------ Provided entries
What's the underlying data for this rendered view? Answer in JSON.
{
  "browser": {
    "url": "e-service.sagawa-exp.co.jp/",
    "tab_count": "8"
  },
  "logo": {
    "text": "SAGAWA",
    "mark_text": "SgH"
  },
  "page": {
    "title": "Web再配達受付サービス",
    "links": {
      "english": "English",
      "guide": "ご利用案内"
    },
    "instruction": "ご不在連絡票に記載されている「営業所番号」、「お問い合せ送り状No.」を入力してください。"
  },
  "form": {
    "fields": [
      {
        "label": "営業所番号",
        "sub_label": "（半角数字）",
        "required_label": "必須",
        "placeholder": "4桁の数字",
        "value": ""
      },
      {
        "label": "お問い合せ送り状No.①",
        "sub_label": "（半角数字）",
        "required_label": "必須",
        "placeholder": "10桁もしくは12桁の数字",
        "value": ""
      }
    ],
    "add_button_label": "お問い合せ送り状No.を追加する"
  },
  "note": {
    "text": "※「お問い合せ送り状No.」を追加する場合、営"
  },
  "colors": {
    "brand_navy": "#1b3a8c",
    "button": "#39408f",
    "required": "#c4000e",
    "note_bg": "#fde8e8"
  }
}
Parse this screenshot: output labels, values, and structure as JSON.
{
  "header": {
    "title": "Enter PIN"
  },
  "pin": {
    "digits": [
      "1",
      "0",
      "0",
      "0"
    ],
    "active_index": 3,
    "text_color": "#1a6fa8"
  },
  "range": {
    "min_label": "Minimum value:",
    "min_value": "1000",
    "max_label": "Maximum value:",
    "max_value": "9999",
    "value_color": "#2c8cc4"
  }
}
------------
Task details =
Restate the listing above word for word.

The answer =
What's the underlying data for this rendered view? Answer in JSON.
{
  "browser": {
    "url": "e-service.sagawa-exp.co.jp/",
    "tab_count": "8"
  },
  "logo": {
    "text": "SAGAWA",
    "mark_text": "SgH"
  },
  "page": {
    "title": "Web再配達受付サービス",
    "links": {
      "english": "English",
      "guide": "ご利用案内"
    },
    "instruction": "ご不在連絡票に記載されている「営業所番号」、「お問い合せ送り状No.」を入力してください。"
  },
  "form": {
    "fields": [
      {
        "label": "営業所番号",
        "sub_label": "（半角数字）",
        "required_label": "必須",
        "placeholder": "4桁の数字",
        "value": ""
      },
      {
        "label": "お問い合せ送り状No.①",
        "sub_label": "（半角数字）",
        "required_label": "必須",
        "placeholder": "10桁もしくは12桁の数字",
        "value": ""
      }
    ],
    "add_button_label": "お問い合せ送り状No.を追加する"
  },
  "note": {
    "text": "※「お問い合せ送り状No.」を追加する場合、営"
  },
  "colors": {
    "brand_navy": "#1b3a8c",
    "button": "#39408f",
    "required": "#c4000e",
    "note_bg": "#fde8e8"
  }
}
Parse this screenshot: output labels, values, and structure as JSON.
{
  "header": {
    "title": "Enter PIN"
  },
  "pin": {
    "digits": [
      "1",
      "0",
      "0",
      "0"
    ],
    "active_index": 3,
    "text_color": "#1a6fa8"
  },
  "range": {
    "min_label": "Minimum value:",
    "min_value": "1000",
    "max_label": "Maximum value:",
    "max_value": "9999",
    "value_color": "#2c8cc4"
  }
}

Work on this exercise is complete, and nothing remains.